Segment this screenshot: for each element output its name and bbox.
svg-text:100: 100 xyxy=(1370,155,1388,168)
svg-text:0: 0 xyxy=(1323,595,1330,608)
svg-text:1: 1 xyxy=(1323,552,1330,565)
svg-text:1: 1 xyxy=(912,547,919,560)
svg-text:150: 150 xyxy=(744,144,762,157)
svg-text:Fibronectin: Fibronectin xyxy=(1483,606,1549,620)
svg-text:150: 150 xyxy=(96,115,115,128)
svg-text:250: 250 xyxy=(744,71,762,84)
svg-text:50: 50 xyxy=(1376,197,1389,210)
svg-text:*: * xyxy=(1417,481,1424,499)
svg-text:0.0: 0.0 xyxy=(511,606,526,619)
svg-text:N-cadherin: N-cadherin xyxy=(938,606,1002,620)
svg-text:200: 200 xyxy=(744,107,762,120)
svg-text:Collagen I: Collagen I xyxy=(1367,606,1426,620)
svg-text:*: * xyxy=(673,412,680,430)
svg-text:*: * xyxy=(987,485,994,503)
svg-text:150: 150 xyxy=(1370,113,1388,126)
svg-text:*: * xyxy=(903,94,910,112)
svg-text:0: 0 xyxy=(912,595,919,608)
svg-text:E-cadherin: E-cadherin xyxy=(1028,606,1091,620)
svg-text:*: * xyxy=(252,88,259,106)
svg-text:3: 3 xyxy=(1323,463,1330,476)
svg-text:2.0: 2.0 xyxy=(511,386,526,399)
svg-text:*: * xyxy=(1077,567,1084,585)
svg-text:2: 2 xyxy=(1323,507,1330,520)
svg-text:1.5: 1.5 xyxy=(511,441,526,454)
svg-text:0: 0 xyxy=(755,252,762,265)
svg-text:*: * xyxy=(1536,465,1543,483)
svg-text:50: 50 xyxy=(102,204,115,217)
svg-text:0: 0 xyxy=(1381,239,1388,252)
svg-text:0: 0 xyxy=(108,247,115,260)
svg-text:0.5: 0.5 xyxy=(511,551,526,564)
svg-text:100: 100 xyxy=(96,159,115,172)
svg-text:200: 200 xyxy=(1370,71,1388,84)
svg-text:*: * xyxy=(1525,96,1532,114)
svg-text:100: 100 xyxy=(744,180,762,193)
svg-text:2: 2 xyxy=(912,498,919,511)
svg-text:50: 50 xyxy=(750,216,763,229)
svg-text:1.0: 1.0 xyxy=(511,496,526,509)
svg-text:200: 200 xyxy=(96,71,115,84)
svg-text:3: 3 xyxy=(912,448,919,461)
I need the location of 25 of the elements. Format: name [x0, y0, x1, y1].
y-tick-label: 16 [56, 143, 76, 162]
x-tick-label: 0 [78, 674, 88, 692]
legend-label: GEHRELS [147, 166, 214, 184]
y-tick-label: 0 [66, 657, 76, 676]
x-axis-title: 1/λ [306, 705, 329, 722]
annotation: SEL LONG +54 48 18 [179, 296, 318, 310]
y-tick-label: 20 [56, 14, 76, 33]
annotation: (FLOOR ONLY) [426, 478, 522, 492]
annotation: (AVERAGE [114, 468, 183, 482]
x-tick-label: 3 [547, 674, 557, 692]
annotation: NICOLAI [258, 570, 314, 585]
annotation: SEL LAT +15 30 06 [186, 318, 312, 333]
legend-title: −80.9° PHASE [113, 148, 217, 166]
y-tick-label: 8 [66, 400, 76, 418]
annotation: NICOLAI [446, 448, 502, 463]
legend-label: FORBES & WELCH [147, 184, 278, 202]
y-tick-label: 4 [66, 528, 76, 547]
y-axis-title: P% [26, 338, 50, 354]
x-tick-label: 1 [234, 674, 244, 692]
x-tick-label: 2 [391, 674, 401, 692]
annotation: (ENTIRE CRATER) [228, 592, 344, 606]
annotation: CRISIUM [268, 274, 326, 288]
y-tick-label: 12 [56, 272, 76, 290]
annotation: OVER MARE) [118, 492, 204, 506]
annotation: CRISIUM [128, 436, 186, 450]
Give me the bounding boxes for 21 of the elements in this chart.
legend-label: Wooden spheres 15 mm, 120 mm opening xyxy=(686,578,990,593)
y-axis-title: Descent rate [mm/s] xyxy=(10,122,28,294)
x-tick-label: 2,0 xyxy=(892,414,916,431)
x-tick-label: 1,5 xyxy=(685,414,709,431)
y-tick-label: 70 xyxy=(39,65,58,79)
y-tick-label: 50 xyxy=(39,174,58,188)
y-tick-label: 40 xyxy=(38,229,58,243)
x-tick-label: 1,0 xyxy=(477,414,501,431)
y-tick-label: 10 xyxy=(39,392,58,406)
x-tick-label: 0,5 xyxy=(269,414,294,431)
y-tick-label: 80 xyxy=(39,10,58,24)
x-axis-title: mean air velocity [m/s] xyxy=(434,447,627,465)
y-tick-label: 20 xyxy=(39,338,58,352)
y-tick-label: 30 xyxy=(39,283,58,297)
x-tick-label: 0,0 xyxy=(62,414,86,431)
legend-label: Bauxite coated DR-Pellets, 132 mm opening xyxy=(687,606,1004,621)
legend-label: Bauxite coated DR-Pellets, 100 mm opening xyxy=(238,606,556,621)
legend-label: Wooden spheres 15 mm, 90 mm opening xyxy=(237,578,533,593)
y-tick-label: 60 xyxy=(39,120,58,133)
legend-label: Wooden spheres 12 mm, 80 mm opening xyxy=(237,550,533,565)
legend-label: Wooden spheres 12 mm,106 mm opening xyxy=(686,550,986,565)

------------------------------------------------

TASK INSTRUCTIONS => Copy out all of the data above, line for line, with no changes.

TASK RESPONSE =>
Segment this screenshot: for each element output its name and bbox.
svg-text:100: 100 xyxy=(1370,155,1388,168)
svg-text:0: 0 xyxy=(1323,595,1330,608)
svg-text:1: 1 xyxy=(1323,552,1330,565)
svg-text:1: 1 xyxy=(912,547,919,560)
svg-text:150: 150 xyxy=(744,144,762,157)
svg-text:Fibronectin: Fibronectin xyxy=(1483,606,1549,620)
svg-text:150: 150 xyxy=(96,115,115,128)
svg-text:250: 250 xyxy=(744,71,762,84)
svg-text:50: 50 xyxy=(1376,197,1389,210)
svg-text:*: * xyxy=(1417,481,1424,499)
svg-text:0.0: 0.0 xyxy=(511,606,526,619)
svg-text:N-cadherin: N-cadherin xyxy=(938,606,1002,620)
svg-text:200: 200 xyxy=(744,107,762,120)
svg-text:Collagen I: Collagen I xyxy=(1367,606,1426,620)
svg-text:*: * xyxy=(673,412,680,430)
svg-text:*: * xyxy=(987,485,994,503)
svg-text:150: 150 xyxy=(1370,113,1388,126)
svg-text:*: * xyxy=(903,94,910,112)
svg-text:0: 0 xyxy=(912,595,919,608)
svg-text:E-cadherin: E-cadherin xyxy=(1028,606,1091,620)
svg-text:*: * xyxy=(252,88,259,106)
svg-text:3: 3 xyxy=(1323,463,1330,476)
svg-text:2.0: 2.0 xyxy=(511,386,526,399)
svg-text:*: * xyxy=(1077,567,1084,585)
svg-text:2: 2 xyxy=(1323,507,1330,520)
svg-text:1.5: 1.5 xyxy=(511,441,526,454)
svg-text:0: 0 xyxy=(755,252,762,265)
svg-text:*: * xyxy=(1536,465,1543,483)
svg-text:50: 50 xyxy=(102,204,115,217)
svg-text:0: 0 xyxy=(1381,239,1388,252)
svg-text:0: 0 xyxy=(108,247,115,260)
svg-text:0.5: 0.5 xyxy=(511,551,526,564)
svg-text:100: 100 xyxy=(96,159,115,172)
svg-text:200: 200 xyxy=(1370,71,1388,84)
svg-text:*: * xyxy=(1525,96,1532,114)
svg-text:100: 100 xyxy=(744,180,762,193)
svg-text:2: 2 xyxy=(912,498,919,511)
svg-text:50: 50 xyxy=(750,216,763,229)
svg-text:1.0: 1.0 xyxy=(511,496,526,509)
svg-text:200: 200 xyxy=(96,71,115,84)
svg-text:3: 3 xyxy=(912,448,919,461)
I need the location of 25 of the elements. Format: name [x0, y0, x1, y1].
y-tick-label: 16 [56, 143, 76, 162]
x-tick-label: 0 [78, 674, 88, 692]
legend-label: GEHRELS [147, 166, 214, 184]
y-tick-label: 0 [66, 657, 76, 676]
x-axis-title: 1/λ [306, 705, 329, 722]
annotation: SEL LONG +54 48 18 [179, 296, 318, 310]
y-tick-label: 20 [56, 14, 76, 33]
annotation: (FLOOR ONLY) [426, 478, 522, 492]
annotation: (AVERAGE [114, 468, 183, 482]
x-tick-label: 3 [547, 674, 557, 692]
annotation: NICOLAI [258, 570, 314, 585]
annotation: SEL LAT +15 30 06 [186, 318, 312, 333]
legend-title: −80.9° PHASE [113, 148, 217, 166]
y-tick-label: 8 [66, 400, 76, 418]
annotation: NICOLAI [446, 448, 502, 463]
legend-label: FORBES & WELCH [147, 184, 278, 202]
y-tick-label: 4 [66, 528, 76, 547]
y-axis-title: P% [26, 338, 50, 354]
x-tick-label: 1 [234, 674, 244, 692]
x-tick-label: 2 [391, 674, 401, 692]
annotation: (ENTIRE CRATER) [228, 592, 344, 606]
annotation: CRISIUM [268, 274, 326, 288]
y-tick-label: 12 [56, 272, 76, 290]
annotation: OVER MARE) [118, 492, 204, 506]
annotation: CRISIUM [128, 436, 186, 450]
Give me the bounding boxes for 21 of the elements in this chart.
legend-label: Wooden spheres 15 mm, 120 mm opening xyxy=(686,578,990,593)
y-axis-title: Descent rate [mm/s] xyxy=(10,122,28,294)
x-tick-label: 2,0 xyxy=(892,414,916,431)
x-tick-label: 1,5 xyxy=(685,414,709,431)
y-tick-label: 70 xyxy=(39,65,58,79)
y-tick-label: 50 xyxy=(39,174,58,188)
y-tick-label: 40 xyxy=(38,229,58,243)
x-tick-label: 1,0 xyxy=(477,414,501,431)
y-tick-label: 10 xyxy=(39,392,58,406)
x-tick-label: 0,5 xyxy=(269,414,294,431)
y-tick-label: 80 xyxy=(39,10,58,24)
x-axis-title: mean air velocity [m/s] xyxy=(434,447,627,465)
y-tick-label: 20 xyxy=(39,338,58,352)
y-tick-label: 30 xyxy=(39,283,58,297)
x-tick-label: 0,0 xyxy=(62,414,86,431)
legend-label: Bauxite coated DR-Pellets, 132 mm opening xyxy=(687,606,1004,621)
legend-label: Bauxite coated DR-Pellets, 100 mm opening xyxy=(238,606,556,621)
legend-label: Wooden spheres 15 mm, 90 mm opening xyxy=(237,578,533,593)
y-tick-label: 60 xyxy=(39,120,58,133)
legend-label: Wooden spheres 12 mm, 80 mm opening xyxy=(237,550,533,565)
legend-label: Wooden spheres 12 mm,106 mm opening xyxy=(686,550,986,565)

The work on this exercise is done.